## STATED TASK:
Identify and copy all lines of the material where the string "Level" is found.

-- begin --

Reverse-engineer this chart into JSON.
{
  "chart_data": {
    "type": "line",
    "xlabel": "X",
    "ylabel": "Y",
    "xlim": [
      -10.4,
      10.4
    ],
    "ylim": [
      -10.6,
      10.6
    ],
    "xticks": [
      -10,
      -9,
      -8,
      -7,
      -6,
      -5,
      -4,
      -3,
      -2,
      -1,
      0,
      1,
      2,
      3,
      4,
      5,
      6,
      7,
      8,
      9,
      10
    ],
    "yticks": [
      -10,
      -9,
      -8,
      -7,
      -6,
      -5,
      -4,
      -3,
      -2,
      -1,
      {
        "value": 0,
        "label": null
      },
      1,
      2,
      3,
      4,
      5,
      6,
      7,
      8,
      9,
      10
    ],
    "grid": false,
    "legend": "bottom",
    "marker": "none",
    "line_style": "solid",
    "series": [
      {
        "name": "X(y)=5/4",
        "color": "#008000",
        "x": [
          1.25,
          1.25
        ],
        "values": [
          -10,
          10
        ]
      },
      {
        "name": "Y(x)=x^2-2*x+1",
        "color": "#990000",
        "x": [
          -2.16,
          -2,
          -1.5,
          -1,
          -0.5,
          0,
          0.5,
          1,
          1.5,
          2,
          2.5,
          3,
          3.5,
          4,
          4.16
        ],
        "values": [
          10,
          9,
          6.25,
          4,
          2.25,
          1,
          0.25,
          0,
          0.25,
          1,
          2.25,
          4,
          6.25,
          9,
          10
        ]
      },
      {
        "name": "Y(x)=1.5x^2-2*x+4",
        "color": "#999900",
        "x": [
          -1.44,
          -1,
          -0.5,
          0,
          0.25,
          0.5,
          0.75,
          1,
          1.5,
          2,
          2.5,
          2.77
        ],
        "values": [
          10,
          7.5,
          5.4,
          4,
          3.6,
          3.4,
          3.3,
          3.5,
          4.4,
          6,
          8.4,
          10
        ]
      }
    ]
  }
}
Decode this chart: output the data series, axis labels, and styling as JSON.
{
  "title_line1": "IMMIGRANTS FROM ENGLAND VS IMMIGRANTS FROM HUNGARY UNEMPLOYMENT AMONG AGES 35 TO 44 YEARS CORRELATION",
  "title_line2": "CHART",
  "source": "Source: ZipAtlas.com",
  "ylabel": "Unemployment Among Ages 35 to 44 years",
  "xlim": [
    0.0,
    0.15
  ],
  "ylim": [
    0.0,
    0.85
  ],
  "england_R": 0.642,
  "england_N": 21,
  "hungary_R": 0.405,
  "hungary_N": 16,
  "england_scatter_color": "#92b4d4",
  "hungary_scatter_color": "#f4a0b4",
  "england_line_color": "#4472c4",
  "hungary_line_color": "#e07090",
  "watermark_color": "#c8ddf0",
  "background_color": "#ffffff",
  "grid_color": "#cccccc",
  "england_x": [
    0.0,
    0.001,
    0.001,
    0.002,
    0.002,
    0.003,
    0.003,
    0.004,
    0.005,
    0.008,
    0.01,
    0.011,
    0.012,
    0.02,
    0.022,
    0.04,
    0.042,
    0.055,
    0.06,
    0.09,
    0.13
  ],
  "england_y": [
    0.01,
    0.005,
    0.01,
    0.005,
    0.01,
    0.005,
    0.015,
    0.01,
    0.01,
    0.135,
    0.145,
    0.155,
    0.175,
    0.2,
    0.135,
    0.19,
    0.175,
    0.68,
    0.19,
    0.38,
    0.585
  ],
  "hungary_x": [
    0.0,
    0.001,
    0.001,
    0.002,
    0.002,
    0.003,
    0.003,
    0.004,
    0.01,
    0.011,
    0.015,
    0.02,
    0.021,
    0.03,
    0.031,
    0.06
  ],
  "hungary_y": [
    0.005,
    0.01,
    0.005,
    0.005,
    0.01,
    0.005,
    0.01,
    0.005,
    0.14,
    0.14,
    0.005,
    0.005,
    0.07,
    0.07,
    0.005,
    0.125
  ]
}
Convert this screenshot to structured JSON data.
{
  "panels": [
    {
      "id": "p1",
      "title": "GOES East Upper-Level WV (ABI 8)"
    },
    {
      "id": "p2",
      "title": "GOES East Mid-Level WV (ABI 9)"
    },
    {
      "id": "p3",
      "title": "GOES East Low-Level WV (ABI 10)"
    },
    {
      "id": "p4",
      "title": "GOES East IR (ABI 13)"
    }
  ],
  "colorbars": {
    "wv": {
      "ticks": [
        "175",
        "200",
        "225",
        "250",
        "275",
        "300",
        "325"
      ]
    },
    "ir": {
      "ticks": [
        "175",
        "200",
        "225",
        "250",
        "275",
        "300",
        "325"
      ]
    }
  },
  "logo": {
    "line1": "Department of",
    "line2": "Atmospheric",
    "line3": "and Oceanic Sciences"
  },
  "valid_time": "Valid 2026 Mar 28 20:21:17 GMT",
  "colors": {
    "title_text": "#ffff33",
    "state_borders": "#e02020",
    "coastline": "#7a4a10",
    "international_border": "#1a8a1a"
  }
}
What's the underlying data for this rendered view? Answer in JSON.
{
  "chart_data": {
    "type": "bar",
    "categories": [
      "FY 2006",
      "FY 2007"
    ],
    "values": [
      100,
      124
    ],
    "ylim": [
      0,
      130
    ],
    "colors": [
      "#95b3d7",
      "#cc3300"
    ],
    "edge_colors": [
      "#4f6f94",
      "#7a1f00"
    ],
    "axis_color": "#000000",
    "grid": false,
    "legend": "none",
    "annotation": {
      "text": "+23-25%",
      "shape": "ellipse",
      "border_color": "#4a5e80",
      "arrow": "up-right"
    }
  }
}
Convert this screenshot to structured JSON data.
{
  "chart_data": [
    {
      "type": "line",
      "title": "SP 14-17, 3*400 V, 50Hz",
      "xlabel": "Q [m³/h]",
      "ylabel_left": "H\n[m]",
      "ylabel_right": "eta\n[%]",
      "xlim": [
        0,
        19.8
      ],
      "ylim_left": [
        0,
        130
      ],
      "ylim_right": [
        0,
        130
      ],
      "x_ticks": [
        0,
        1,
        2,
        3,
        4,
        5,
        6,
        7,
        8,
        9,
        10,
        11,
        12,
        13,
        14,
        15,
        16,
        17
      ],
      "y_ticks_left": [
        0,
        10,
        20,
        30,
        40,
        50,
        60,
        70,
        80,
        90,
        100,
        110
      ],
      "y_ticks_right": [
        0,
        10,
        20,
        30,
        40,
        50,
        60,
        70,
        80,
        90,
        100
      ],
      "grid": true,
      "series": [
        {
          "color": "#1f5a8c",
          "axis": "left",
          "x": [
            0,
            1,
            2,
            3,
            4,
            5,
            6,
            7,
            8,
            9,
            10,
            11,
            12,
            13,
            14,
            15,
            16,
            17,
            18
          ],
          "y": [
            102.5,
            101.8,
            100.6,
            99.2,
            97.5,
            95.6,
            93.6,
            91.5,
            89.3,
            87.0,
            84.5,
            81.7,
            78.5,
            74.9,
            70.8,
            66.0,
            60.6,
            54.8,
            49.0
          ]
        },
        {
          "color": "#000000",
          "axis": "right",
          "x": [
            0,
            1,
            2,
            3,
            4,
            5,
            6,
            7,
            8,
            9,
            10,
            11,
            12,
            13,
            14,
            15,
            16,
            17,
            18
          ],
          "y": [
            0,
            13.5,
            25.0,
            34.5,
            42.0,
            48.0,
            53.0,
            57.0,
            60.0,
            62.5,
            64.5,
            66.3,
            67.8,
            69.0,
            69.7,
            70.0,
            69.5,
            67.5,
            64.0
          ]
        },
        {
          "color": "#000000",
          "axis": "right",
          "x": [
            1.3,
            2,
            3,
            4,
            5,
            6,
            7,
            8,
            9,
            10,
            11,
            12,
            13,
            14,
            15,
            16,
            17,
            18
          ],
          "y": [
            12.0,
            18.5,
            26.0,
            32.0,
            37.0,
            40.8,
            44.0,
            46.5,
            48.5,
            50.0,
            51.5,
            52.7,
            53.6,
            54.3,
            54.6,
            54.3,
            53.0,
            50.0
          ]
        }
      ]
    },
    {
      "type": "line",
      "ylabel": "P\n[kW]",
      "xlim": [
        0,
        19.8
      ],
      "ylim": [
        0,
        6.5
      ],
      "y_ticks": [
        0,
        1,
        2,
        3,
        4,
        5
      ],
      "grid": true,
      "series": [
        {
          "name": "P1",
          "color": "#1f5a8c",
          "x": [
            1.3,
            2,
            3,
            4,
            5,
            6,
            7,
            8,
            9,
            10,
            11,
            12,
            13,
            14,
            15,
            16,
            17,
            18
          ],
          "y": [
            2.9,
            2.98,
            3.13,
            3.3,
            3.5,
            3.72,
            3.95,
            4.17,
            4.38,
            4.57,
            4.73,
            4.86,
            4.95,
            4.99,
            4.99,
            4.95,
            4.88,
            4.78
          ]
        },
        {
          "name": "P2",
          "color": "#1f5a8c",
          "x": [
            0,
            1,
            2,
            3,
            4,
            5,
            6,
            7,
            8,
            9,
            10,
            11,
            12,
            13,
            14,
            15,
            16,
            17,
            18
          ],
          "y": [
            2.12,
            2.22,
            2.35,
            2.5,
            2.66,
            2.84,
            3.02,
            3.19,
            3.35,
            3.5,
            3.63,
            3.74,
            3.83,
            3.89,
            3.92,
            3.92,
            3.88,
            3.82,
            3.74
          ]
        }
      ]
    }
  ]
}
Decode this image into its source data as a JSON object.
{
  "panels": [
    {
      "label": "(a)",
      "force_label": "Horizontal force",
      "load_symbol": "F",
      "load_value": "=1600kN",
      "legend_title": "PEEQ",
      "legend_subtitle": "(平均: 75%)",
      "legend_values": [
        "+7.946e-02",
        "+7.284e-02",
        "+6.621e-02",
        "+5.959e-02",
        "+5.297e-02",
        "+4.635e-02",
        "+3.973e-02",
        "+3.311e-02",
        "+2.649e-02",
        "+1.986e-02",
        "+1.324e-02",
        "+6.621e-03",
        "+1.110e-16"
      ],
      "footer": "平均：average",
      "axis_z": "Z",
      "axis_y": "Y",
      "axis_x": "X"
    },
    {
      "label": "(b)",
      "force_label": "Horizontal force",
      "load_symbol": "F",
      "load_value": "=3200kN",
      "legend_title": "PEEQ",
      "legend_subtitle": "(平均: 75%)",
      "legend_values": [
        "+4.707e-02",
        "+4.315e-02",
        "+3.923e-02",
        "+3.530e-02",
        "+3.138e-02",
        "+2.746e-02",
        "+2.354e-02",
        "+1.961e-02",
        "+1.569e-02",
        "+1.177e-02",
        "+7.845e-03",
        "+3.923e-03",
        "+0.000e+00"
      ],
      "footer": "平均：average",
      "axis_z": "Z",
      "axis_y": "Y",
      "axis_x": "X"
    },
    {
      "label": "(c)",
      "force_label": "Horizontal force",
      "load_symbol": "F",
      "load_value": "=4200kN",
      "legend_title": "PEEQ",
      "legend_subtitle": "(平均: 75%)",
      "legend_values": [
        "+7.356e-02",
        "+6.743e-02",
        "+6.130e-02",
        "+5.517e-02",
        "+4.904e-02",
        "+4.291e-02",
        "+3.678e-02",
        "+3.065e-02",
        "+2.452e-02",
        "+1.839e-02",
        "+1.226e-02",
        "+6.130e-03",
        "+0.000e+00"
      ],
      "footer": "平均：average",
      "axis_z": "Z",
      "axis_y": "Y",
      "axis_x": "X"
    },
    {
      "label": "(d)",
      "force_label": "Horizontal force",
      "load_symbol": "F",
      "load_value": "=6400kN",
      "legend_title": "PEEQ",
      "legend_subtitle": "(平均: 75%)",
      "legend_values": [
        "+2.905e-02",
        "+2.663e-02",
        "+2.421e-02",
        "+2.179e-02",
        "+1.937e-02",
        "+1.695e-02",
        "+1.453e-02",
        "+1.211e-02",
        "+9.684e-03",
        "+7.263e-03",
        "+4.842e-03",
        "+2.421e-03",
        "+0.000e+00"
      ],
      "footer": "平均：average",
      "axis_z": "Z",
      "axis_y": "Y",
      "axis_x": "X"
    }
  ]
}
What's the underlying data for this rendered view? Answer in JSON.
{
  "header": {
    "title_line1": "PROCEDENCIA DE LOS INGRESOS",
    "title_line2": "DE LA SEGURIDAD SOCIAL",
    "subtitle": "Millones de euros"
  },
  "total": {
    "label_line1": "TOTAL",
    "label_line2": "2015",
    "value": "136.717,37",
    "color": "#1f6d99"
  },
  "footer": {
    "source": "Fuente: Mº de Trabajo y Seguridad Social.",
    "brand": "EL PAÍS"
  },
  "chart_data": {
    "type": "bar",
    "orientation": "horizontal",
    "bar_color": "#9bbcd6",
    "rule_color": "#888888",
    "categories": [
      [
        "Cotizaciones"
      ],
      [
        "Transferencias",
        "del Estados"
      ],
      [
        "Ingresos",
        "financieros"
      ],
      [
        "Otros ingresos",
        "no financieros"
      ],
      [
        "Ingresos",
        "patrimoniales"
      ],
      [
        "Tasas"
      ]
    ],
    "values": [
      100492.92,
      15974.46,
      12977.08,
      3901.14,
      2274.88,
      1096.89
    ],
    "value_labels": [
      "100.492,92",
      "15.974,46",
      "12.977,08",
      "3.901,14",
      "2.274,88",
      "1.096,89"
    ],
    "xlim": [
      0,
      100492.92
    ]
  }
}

-- end --

## RESPONSE:
      "title": "GOES East Upper-Level WV (ABI 8)"
      "title": "GOES East Mid-Level WV (ABI 9)"
      "title": "GOES East Low-Level WV (ABI 10)"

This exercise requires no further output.